What needs to be done
Your reply should be a single number: how many lines contain the string "JSON".

[Entries from a visual dataset]
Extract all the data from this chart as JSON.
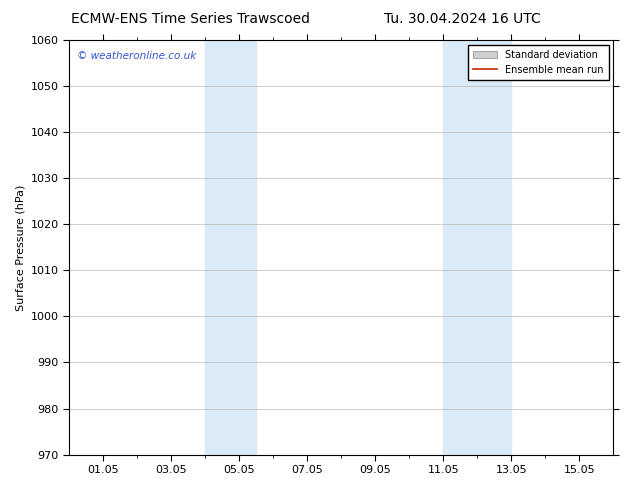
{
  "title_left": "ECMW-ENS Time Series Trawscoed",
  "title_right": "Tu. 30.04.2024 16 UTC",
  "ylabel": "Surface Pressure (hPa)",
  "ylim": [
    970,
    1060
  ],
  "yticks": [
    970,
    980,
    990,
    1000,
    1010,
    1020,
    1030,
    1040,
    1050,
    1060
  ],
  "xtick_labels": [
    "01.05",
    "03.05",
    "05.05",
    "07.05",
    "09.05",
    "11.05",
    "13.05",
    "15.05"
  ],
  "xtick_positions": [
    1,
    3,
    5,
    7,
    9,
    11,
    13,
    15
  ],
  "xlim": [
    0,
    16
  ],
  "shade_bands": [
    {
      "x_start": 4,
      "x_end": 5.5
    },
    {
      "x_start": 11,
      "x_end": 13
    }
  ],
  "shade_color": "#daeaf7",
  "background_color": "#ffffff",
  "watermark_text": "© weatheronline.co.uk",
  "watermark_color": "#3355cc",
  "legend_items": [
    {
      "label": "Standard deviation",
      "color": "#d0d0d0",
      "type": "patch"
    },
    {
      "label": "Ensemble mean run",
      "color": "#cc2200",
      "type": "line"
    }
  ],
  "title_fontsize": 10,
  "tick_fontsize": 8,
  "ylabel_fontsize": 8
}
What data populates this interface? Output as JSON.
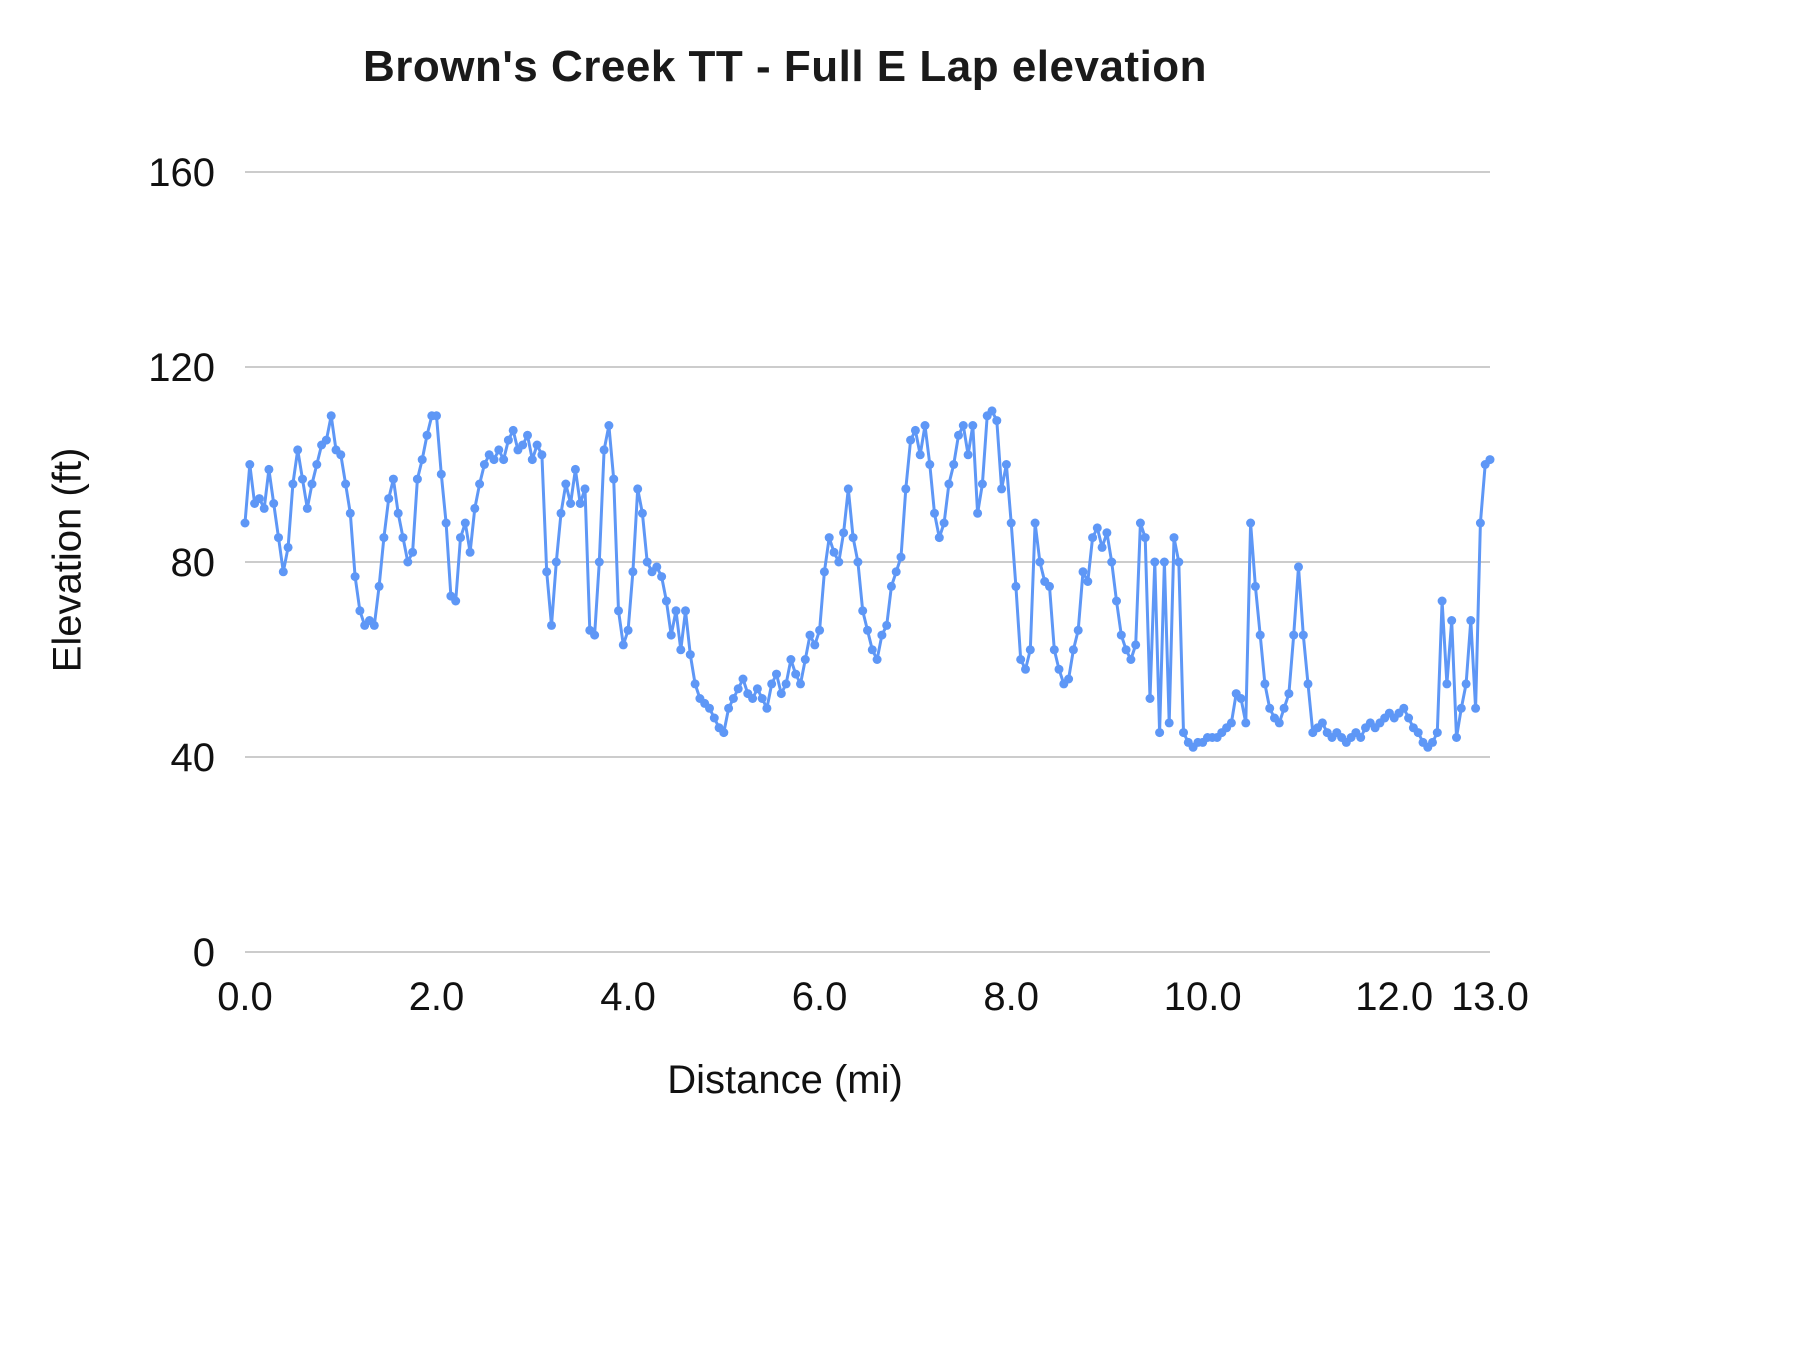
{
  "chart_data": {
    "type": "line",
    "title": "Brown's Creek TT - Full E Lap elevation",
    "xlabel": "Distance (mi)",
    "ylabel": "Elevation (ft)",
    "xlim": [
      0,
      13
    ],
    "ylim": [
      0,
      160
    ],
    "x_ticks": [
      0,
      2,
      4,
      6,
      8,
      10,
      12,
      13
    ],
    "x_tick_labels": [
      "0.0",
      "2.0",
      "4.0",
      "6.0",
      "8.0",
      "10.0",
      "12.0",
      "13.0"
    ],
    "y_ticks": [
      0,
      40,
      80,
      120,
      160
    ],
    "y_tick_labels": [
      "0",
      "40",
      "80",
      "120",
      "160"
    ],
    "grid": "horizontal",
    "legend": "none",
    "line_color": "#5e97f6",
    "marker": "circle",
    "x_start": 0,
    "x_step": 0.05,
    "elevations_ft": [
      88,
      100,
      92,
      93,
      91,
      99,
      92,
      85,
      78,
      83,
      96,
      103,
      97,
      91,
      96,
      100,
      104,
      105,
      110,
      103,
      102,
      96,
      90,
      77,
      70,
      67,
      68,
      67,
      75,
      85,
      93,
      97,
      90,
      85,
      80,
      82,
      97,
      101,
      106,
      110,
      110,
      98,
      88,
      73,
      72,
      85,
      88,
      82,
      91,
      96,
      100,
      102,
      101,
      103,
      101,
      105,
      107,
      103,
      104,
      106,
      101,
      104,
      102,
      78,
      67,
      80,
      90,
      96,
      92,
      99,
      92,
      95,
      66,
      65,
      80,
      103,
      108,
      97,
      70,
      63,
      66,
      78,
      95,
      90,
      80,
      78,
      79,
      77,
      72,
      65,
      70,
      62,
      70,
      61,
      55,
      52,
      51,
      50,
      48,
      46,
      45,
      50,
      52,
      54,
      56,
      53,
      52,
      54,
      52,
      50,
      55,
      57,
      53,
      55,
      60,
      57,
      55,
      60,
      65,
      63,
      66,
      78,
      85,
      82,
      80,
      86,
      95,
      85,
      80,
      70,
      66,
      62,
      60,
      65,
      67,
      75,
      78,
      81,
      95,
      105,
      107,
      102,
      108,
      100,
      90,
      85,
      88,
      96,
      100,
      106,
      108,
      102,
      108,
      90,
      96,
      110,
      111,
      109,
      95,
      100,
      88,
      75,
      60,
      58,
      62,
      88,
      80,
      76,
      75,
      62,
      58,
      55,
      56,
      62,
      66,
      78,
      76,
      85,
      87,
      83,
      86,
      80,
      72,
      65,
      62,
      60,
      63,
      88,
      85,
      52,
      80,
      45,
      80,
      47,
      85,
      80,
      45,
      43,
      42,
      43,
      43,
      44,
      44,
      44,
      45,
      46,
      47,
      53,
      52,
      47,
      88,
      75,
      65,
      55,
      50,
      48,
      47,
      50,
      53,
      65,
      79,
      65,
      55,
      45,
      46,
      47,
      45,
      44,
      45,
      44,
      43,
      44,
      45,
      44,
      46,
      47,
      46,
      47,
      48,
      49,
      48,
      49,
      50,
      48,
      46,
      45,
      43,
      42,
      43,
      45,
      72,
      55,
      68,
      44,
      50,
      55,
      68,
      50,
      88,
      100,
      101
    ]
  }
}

--

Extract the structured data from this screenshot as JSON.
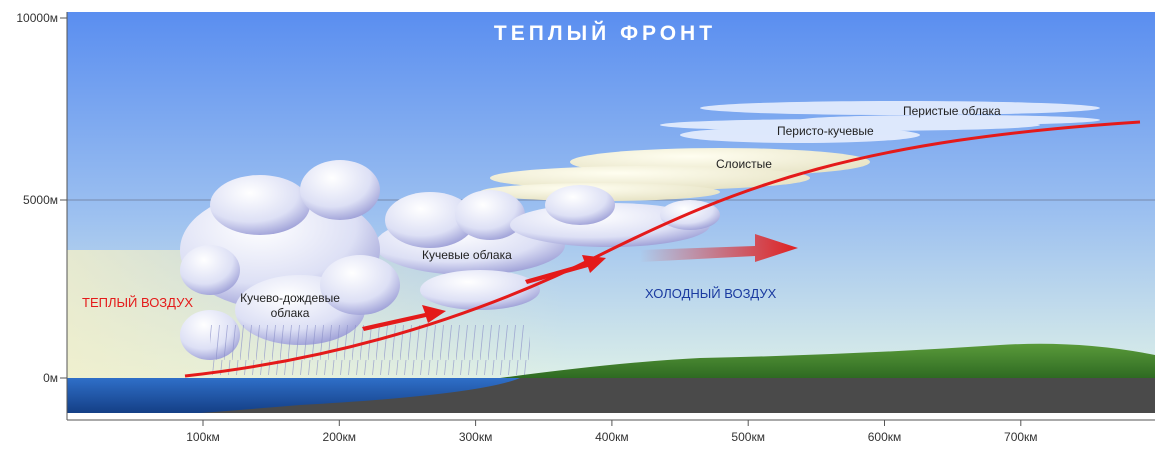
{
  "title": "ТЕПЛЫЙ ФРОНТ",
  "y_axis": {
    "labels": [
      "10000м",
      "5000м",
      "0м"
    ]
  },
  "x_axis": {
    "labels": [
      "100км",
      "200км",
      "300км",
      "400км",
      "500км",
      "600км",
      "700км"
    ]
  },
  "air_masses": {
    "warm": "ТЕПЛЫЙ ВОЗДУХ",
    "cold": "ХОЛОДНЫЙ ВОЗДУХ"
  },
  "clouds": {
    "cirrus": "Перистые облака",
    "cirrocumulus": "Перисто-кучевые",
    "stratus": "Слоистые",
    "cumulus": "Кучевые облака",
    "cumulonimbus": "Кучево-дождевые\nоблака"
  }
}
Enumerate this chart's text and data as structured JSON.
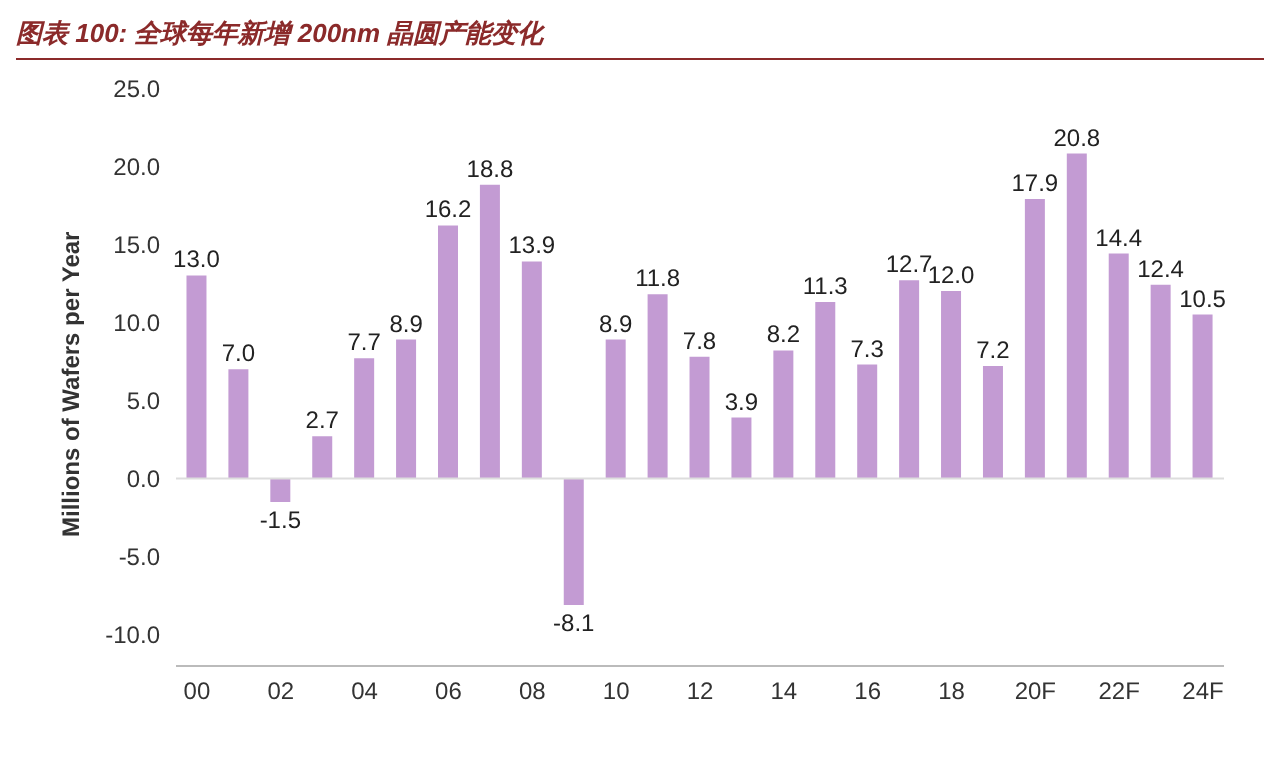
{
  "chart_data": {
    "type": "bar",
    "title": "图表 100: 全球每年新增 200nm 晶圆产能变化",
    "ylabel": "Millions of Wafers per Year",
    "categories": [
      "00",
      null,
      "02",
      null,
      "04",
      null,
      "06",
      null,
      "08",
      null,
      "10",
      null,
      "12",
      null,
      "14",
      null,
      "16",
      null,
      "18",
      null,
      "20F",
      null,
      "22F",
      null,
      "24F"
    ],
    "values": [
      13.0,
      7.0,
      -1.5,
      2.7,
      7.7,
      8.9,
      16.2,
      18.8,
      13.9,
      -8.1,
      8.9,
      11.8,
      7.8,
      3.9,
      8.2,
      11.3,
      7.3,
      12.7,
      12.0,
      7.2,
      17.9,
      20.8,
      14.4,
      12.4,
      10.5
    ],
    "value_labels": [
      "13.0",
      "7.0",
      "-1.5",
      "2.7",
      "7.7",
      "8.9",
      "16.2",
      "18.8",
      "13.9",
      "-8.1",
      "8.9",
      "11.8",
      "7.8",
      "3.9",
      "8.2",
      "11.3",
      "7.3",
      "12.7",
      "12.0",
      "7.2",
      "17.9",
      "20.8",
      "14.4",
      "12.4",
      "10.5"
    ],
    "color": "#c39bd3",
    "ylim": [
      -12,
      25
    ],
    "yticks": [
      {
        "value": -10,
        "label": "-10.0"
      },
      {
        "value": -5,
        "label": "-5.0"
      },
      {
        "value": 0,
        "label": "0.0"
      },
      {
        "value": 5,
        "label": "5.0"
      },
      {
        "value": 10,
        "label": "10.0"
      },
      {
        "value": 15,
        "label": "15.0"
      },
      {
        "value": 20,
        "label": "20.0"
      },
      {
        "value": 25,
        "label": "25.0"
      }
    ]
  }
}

Expected answer
4